* [GIVEN REQUEST]
Review the listing and copy each line that holds the word "inter".

* [MATERIALS PROVIDED]

━━━━━━━━━━━━━━━━━━━━━━━━━━━━━━

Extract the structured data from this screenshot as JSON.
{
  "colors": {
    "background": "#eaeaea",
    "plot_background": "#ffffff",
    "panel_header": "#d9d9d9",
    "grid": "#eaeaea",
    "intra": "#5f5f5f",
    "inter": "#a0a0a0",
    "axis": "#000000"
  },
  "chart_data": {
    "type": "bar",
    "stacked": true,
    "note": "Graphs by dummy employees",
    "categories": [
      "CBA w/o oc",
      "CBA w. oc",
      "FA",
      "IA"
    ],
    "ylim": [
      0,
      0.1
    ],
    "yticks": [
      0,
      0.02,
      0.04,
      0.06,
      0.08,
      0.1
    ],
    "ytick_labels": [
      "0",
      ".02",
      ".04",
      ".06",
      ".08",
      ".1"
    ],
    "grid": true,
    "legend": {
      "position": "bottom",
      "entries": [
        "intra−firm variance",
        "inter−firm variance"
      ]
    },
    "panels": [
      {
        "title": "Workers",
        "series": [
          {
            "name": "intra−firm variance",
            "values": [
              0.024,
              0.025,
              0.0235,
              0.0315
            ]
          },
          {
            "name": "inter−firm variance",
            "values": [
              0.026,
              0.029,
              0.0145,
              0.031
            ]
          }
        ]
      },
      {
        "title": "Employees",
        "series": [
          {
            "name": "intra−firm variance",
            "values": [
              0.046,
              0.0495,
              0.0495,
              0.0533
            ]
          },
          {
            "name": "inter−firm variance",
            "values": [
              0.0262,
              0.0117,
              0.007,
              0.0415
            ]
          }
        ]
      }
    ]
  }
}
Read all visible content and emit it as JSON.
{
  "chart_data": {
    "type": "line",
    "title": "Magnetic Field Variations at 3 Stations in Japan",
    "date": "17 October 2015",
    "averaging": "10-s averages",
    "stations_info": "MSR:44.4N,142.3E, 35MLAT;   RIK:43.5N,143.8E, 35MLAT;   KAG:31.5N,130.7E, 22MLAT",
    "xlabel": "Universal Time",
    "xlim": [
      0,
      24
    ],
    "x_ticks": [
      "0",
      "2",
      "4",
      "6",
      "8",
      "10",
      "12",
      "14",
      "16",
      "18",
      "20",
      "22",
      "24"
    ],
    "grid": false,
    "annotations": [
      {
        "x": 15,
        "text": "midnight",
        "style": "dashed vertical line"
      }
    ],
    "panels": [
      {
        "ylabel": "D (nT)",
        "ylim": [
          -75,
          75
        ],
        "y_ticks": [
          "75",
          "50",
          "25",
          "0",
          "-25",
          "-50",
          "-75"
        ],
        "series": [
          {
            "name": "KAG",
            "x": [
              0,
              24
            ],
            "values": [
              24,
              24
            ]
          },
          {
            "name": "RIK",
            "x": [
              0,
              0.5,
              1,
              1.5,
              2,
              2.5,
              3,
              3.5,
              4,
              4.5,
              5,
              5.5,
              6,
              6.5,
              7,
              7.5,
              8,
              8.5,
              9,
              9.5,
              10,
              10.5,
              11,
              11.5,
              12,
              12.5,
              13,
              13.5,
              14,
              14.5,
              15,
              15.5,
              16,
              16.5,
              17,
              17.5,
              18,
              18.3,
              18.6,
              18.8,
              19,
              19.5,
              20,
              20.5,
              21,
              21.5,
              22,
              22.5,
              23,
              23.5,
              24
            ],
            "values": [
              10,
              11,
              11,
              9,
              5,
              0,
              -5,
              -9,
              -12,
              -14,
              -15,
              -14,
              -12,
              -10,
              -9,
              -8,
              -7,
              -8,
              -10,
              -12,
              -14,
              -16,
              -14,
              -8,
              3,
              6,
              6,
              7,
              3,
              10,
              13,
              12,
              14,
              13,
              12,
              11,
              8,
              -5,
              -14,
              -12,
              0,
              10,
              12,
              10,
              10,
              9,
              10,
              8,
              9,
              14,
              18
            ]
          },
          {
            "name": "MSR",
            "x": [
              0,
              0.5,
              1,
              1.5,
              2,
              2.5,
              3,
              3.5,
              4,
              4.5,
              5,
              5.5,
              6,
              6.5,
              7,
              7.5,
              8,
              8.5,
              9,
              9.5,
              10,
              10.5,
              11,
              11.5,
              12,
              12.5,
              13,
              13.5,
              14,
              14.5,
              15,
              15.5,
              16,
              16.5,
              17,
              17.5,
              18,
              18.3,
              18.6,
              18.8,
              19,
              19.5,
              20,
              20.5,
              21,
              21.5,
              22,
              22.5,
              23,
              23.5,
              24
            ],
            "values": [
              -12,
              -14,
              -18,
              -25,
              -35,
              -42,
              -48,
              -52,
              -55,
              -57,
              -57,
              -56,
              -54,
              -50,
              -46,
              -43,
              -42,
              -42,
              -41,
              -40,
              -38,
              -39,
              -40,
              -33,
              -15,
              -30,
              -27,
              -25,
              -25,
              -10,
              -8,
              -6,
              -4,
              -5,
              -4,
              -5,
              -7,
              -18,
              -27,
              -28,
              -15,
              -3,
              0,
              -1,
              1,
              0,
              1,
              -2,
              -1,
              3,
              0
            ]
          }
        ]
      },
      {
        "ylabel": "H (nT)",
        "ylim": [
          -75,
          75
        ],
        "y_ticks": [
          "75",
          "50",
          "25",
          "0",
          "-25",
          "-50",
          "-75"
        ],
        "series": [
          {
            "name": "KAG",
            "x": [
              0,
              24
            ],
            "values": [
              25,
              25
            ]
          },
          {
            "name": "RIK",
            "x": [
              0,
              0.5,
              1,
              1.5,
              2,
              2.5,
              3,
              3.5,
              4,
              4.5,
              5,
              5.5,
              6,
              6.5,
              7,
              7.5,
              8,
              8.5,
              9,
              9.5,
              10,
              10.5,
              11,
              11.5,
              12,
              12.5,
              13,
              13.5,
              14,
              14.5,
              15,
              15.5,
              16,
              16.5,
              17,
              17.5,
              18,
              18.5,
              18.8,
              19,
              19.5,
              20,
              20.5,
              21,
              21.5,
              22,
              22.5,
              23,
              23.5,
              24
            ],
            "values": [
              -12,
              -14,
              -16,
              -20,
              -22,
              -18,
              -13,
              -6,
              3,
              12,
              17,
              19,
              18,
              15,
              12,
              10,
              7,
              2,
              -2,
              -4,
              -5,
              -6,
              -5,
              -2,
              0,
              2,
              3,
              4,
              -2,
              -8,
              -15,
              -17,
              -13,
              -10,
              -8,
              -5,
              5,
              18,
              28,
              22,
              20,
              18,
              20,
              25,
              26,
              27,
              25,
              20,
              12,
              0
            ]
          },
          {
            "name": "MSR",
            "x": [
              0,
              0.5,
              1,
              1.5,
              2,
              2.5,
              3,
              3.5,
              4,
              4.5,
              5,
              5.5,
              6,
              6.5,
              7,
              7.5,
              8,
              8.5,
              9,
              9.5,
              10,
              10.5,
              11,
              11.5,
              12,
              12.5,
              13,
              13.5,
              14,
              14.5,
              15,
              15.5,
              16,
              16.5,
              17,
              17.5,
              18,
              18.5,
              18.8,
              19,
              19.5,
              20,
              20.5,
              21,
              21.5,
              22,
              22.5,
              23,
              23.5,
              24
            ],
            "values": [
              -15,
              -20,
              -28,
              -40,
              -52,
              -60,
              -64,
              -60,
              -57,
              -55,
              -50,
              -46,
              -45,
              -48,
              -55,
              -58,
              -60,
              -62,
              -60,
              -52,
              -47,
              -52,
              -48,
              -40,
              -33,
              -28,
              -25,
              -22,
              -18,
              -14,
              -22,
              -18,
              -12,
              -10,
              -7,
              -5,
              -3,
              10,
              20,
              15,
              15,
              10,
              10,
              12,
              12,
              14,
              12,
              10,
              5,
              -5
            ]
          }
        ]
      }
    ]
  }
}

━━━━━━━━━━━━━━━━━━━━━━━━━━━━━━

* [TASK ANSWER]
    "inter": "#a0a0a0",
        "inter−firm variance"
            "name": "inter−firm variance",
            "name": "inter−firm variance",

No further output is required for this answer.